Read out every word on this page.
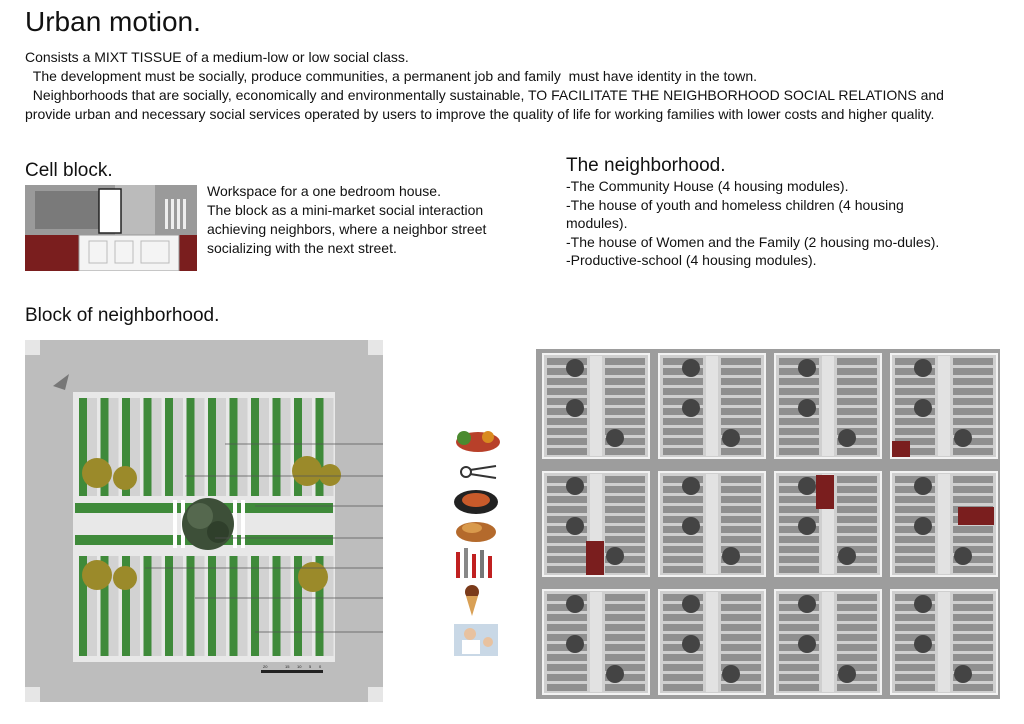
Urban motion.

Consists a MIXT TISSUE of a medium-low or low social class.

The development must be socially, produce communities, a permanent job and family  must have identity in the town.

Neighborhoods that are socially, economically and environmentally sustainable, TO FACILITATE THE NEIGHBORHOOD SOCIAL RELATIONS and provide urban and necessary social services operated by users to improve the quality of life for working families with lower costs and higher quality.

Cell block.

Workspace for a one bedroom house.

The block as a mini-market social interaction achieving neighbors, where a neighbor street socializing with the next street.

The neighborhood.
-The Community House (4 housing modules).
-The house of youth and homeless children (4 housing modules).
-The house of Women and the Family (2 housing mo-dules).
-Productive-school (4 housing modules).
Block of neighborhood.
20	15 10 5 0
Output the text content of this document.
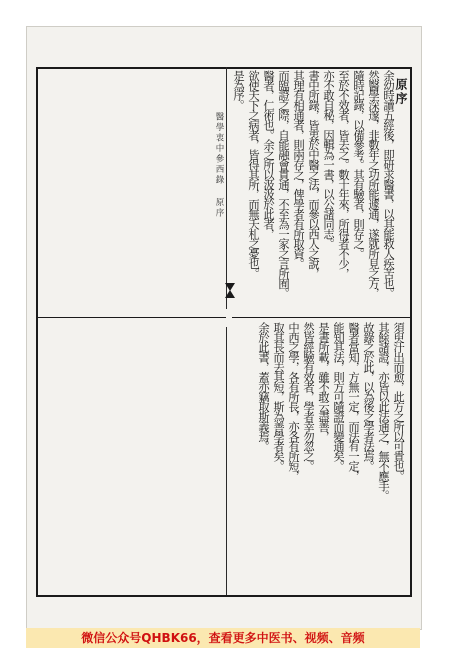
醫學衷中參西錄 原序
原序
余幼時讀五經後，即研求醫書，以其能救人疾苦也。
然醫學深邃，非數年之功所能遽通，遂就所見之方，
隨時記錄，以備參考。其有驗者，則存之。
至於不效者，皆去之。數十年來，所得者不少，
亦不敢自秘，因輯為一書，以公諸同志。
書中所錄，皆衷於中醫之法，而參以西人之說，
其理有相通者，則兩存之，俾學者有所取資。
而臨證之際，自能融會貫通，不至為一家之言所囿。
醫者，仁術也。余之所以汲汲於此者，
欲使天下之病者，皆得其所，而無夭札之憂也。
是為序。
須臾汗出而愈，此方之所以可貴也。
其餘諸證，亦皆以此法通之，無不應手。
故錄之於此，以為後之學者法焉。
醫者當知，方無一定，而法有一定，
能知其法，則方可隨證而變通矣。
是書所載，雖不敢云盡善，
然皆經驗有效者，學者幸勿忽之。
中西之學，各有所長，亦各有所短，
取其長而去其短，斯為善學者矣。
余於此書，蓋亦竊取斯義焉。
微信公众号QHBK66，查看更多中医书、视频、音频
####################
- SHORT EXERCISE: Without the pictures, print the records in full, exactly as they appear.

- TASK ANSWER:
Read out every word on this page.
Urban motion.

Consists a MIXT TISSUE of a medium-low or low social class.

The development must be socially, produce communities, a permanent job and family  must have identity in the town.

Neighborhoods that are socially, economically and environmentally sustainable, TO FACILITATE THE NEIGHBORHOOD SOCIAL RELATIONS and provide urban and necessary social services operated by users to improve the quality of life for working families with lower costs and higher quality.

Cell block.

Workspace for a one bedroom house.

The block as a mini-market social interaction achieving neighbors, where a neighbor street socializing with the next street.

The neighborhood.
-The Community House (4 housing modules).
-The house of youth and homeless children (4 housing modules).
-The house of Women and the Family (2 housing mo-dules).
-Productive-school (4 housing modules).
Block of neighborhood.
20	15 10 5 0
Output the text content of this document.
醫學衷中參西錄 原序
原序
余幼時讀五經後，即研求醫書，以其能救人疾苦也。
然醫學深邃，非數年之功所能遽通，遂就所見之方，
隨時記錄，以備參考。其有驗者，則存之。
至於不效者，皆去之。數十年來，所得者不少，
亦不敢自秘，因輯為一書，以公諸同志。
書中所錄，皆衷於中醫之法，而參以西人之說，
其理有相通者，則兩存之，俾學者有所取資。
而臨證之際，自能融會貫通，不至為一家之言所囿。
醫者，仁術也。余之所以汲汲於此者，
欲使天下之病者，皆得其所，而無夭札之憂也。
是為序。
須臾汗出而愈，此方之所以可貴也。
其餘諸證，亦皆以此法通之，無不應手。
故錄之於此，以為後之學者法焉。
醫者當知，方無一定，而法有一定，
能知其法，則方可隨證而變通矣。
是書所載，雖不敢云盡善，
然皆經驗有效者，學者幸勿忽之。
中西之學，各有所長，亦各有所短，
取其長而去其短，斯為善學者矣。
余於此書，蓋亦竊取斯義焉。
微信公众号QHBK66，查看更多中医书、视频、音频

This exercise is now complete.